Dataset entries
↓

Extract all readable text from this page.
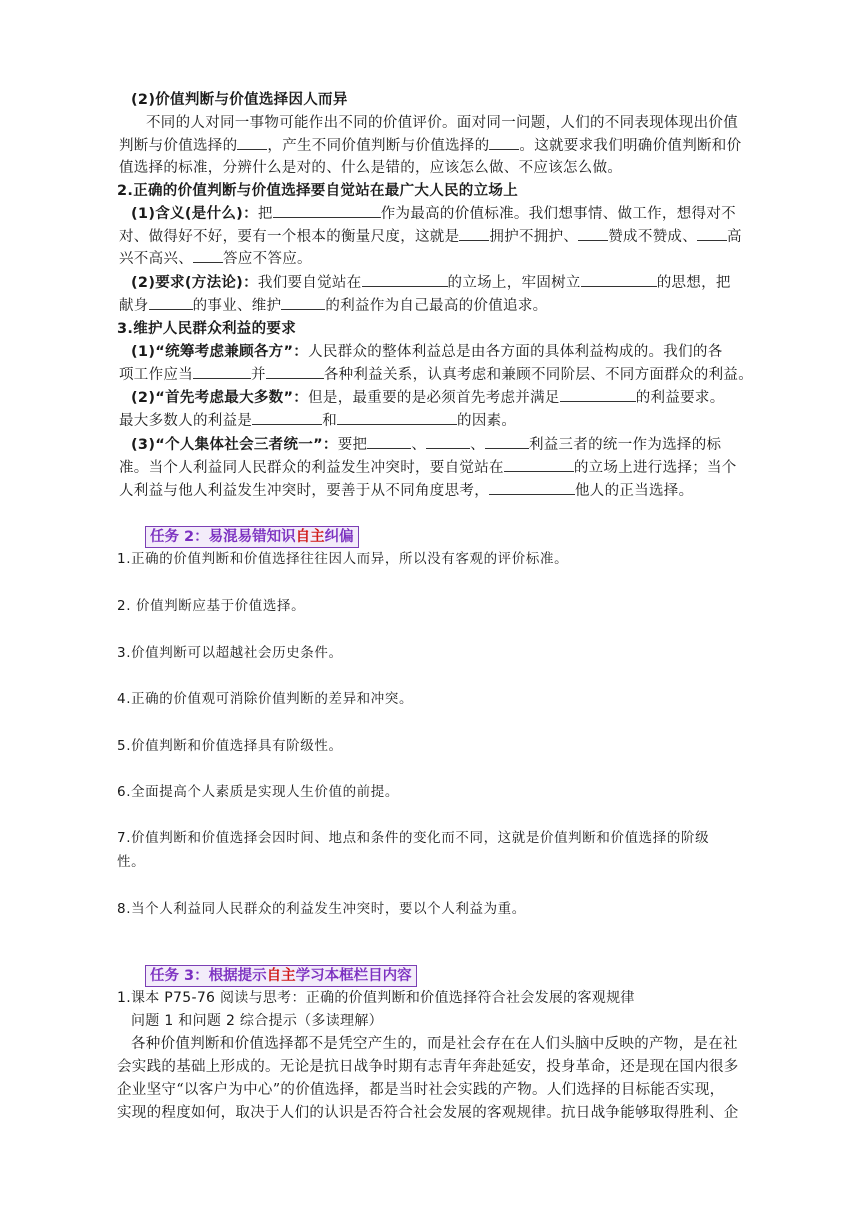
(2)价值判断与价值选择因人而异
不同的人对同一事物可能作出不同的价值评价。面对同一问题，人们的不同表现体现出价值
判断与价值选择的 ，产生不同价值判断与价值选择的 。这就要求我们明确价值判断和价
值选择的标准，分辨什么是对的、什么是错的，应该怎么做、不应该怎么做。
2.正确的价值判断与价值选择要自觉站在最广大人民的立场上
(1)含义(是什么)：把	作为最高的价值标准。我们想事情、做工作，想得对不
对、做得好不好，要有一个根本的衡量尺度，这就是 拥护不拥护、 赞成不赞成、 高
兴不高兴、 答应不答应。
(2)要求(方法论)：我们要自觉站在	的立场上，牢固树立	的思想，把
献身	的事业、维护	的利益作为自己最高的价值追求。
3.维护人民群众利益的要求
(1)“统筹考虑兼顾各方”：人民群众的整体利益总是由各方面的具体利益构成的。我们的各
项工作应当	并	各种利益关系，认真考虑和兼顾不同阶层、不同方面群众的利益。
(2)“首先考虑最大多数”：但是，最重要的是必须首先考虑并满足	的利益要求。
最大多数人的利益是	和	的因素。
(3)“个人集体社会三者统一”：要把	、	、	利益三者的统一作为选择的标
准。当个人利益同人民群众的利益发生冲突时，要自觉站在	的立场上进行选择；当个
人利益与他人利益发生冲突时，要善于从不同角度思考，	他人的正当选择。
任务 2：易混易错知识自主纠偏
1.正确的价值判断和价值选择往往因人而异，所以没有客观的评价标准。
2. 价值判断应基于价值选择。
3.价值判断可以超越社会历史条件。
4.正确的价值观可消除价值判断的差异和冲突。
5.价值判断和价值选择具有阶级性。
6.全面提高个人素质是实现人生价值的前提。
7.价值判断和价值选择会因时间、地点和条件的变化而不同，这就是价值判断和价值选择的阶级
性。
8.当个人利益同人民群众的利益发生冲突时，要以个人利益为重。
任务 3：根据提示自主学习本框栏目内容
1.课本 P75-76 阅读与思考：正确的价值判断和价值选择符合社会发展的客观规律
问题 1 和问题 2 综合提示（多读理解）
各种价值判断和价值选择都不是凭空产生的，而是社会存在在人们头脑中反映的产物，是在社
会实践的基础上形成的。无论是抗日战争时期有志青年奔赴延安，投身革命，还是现在国内很多
企业坚守“以客户为中心”的价值选择，都是当时社会实践的产物。人们选择的目标能否实现，
实现的程度如何，取决于人们的认识是否符合社会发展的客观规律。抗日战争能够取得胜利、企
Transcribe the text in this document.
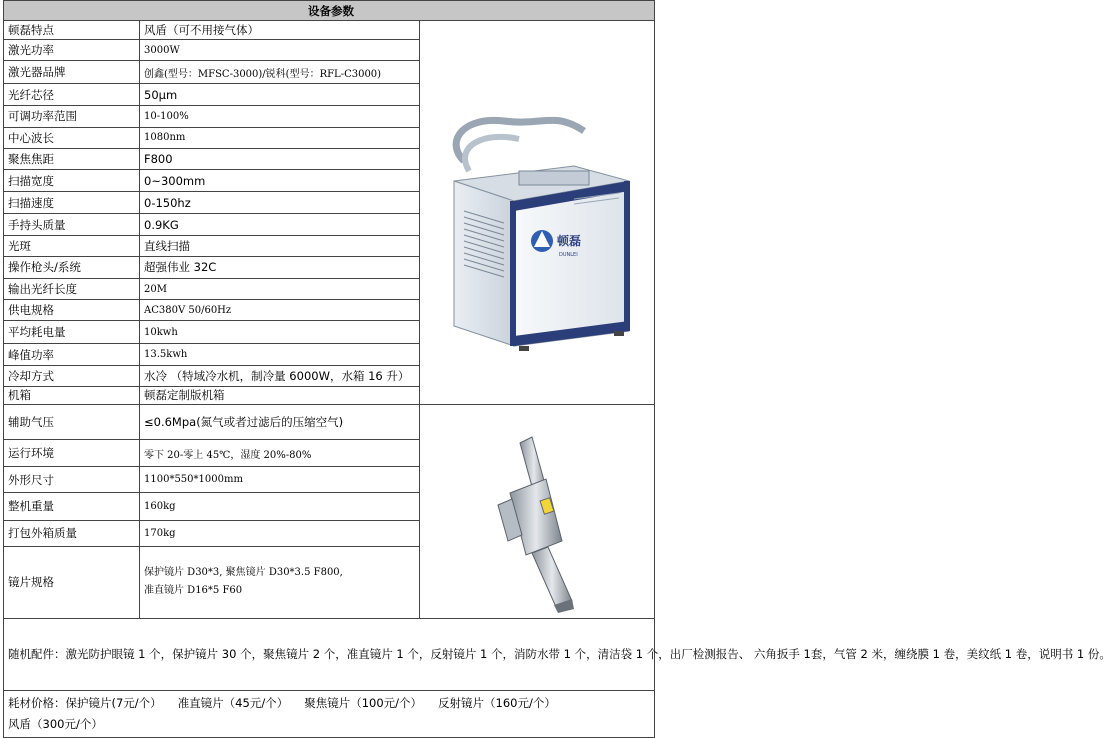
设备参数		
顿磊特点	风盾（可不用接气体）	顿磊
DUNLEI

激光功率	3000W	
激光器品牌	创鑫(型号：MFSC-3000)/锐科(型号：RFL-C3000)	
光纤芯径	50μm	
可调功率范围	10-100%	
中心波长	1080nm	
聚焦焦距	F800	
扫描宽度	0~300mm	
扫描速度	0-150hz	
手持头质量	0.9KG	
光斑	直线扫描	
操作枪头/系统	超强伟业 32C	
输出光纤长度	20M	
供电规格	AC380V 50/60Hz	
平均耗电量	10kwh	
峰值功率	13.5kwh	
冷却方式	水冷 （特域冷水机，制冷量 6000W，水箱 16 升）	
机箱	顿磊定制版机箱	
辅助气压	≤0.6Mpa(氮气或者过滤后的压缩空气)	
运行环境	零下 20-零上 45℃，湿度 20%-80%	
外形尺寸	1100*550*1000mm	
整机重量	160kg	
打包外箱质量	170kg	
镜片规格	保护镜片 D30*3, 聚焦镜片 D30*3.5 F800,
准直镜片 D16*5 F60	

随机配件：激光防护眼镜 1 个，保护镜片 30 个，聚焦镜片 2 个，准直镜片 1 个，反射镜片 1 个，消防水带 1 个，清洁袋 1 个，出厂检测报告、 六角扳手 1套，气管 2 米，缠绕膜 1 卷，美纹纸 1 卷，说明书 1 份。		
耗材价格：保护镜片(7元/个） 准直镜片（45元/个） 聚焦镜片（100元/个） 反射镜片（160元/个）
风盾（300元/个）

↑

Omit every picture while copying the listing above exactly.

Extract all readable text from this page.
(2)价值判断与价值选择因人而异
不同的人对同一事物可能作出不同的价值评价。面对同一问题，人们的不同表现体现出价值
判断与价值选择的 ，产生不同价值判断与价值选择的 。这就要求我们明确价值判断和价
值选择的标准，分辨什么是对的、什么是错的，应该怎么做、不应该怎么做。
2.正确的价值判断与价值选择要自觉站在最广大人民的立场上
(1)含义(是什么)：把	作为最高的价值标准。我们想事情、做工作，想得对不
对、做得好不好，要有一个根本的衡量尺度，这就是 拥护不拥护、 赞成不赞成、 高
兴不高兴、 答应不答应。
(2)要求(方法论)：我们要自觉站在	的立场上，牢固树立	的思想，把
献身	的事业、维护	的利益作为自己最高的价值追求。
3.维护人民群众利益的要求
(1)“统筹考虑兼顾各方”：人民群众的整体利益总是由各方面的具体利益构成的。我们的各
项工作应当	并	各种利益关系，认真考虑和兼顾不同阶层、不同方面群众的利益。
(2)“首先考虑最大多数”：但是，最重要的是必须首先考虑并满足	的利益要求。
最大多数人的利益是	和	的因素。
(3)“个人集体社会三者统一”：要把	、	、	利益三者的统一作为选择的标
准。当个人利益同人民群众的利益发生冲突时，要自觉站在	的立场上进行选择；当个
人利益与他人利益发生冲突时，要善于从不同角度思考，	他人的正当选择。
任务 2：易混易错知识自主纠偏
1.正确的价值判断和价值选择往往因人而异，所以没有客观的评价标准。
2. 价值判断应基于价值选择。
3.价值判断可以超越社会历史条件。
4.正确的价值观可消除价值判断的差异和冲突。
5.价值判断和价值选择具有阶级性。
6.全面提高个人素质是实现人生价值的前提。
7.价值判断和价值选择会因时间、地点和条件的变化而不同，这就是价值判断和价值选择的阶级
性。
8.当个人利益同人民群众的利益发生冲突时，要以个人利益为重。
任务 3：根据提示自主学习本框栏目内容
1.课本 P75-76 阅读与思考：正确的价值判断和价值选择符合社会发展的客观规律
问题 1 和问题 2 综合提示（多读理解）
各种价值判断和价值选择都不是凭空产生的，而是社会存在在人们头脑中反映的产物，是在社
会实践的基础上形成的。无论是抗日战争时期有志青年奔赴延安，投身革命，还是现在国内很多
企业坚守“以客户为中心”的价值选择，都是当时社会实践的产物。人们选择的目标能否实现，
实现的程度如何，取决于人们的认识是否符合社会发展的客观规律。抗日战争能够取得胜利、企
Transcribe the text in this document.
设备参数		
顿磊特点	风盾（可不用接气体）	顿磊
DUNLEI

激光功率	3000W	
激光器品牌	创鑫(型号：MFSC-3000)/锐科(型号：RFL-C3000)	
光纤芯径	50μm	
可调功率范围	10-100%	
中心波长	1080nm	
聚焦焦距	F800	
扫描宽度	0~300mm	
扫描速度	0-150hz	
手持头质量	0.9KG	
光斑	直线扫描	
操作枪头/系统	超强伟业 32C	
输出光纤长度	20M	
供电规格	AC380V 50/60Hz	
平均耗电量	10kwh	
峰值功率	13.5kwh	
冷却方式	水冷 （特域冷水机，制冷量 6000W，水箱 16 升）	
机箱	顿磊定制版机箱	
辅助气压	≤0.6Mpa(氮气或者过滤后的压缩空气)	
运行环境	零下 20-零上 45℃，湿度 20%-80%	
外形尺寸	1100*550*1000mm	
整机重量	160kg	
打包外箱质量	170kg	
镜片规格	保护镜片 D30*3, 聚焦镜片 D30*3.5 F800,
准直镜片 D16*5 F60	

随机配件：激光防护眼镜 1 个，保护镜片 30 个，聚焦镜片 2 个，准直镜片 1 个，反射镜片 1 个，消防水带 1 个，清洁袋 1 个，出厂检测报告、 六角扳手 1套，气管 2 米，缠绕膜 1 卷，美纹纸 1 卷，说明书 1 份。		
耗材价格：保护镜片(7元/个） 准直镜片（45元/个） 聚焦镜片（100元/个） 反射镜片（160元/个）
风盾（300元/个）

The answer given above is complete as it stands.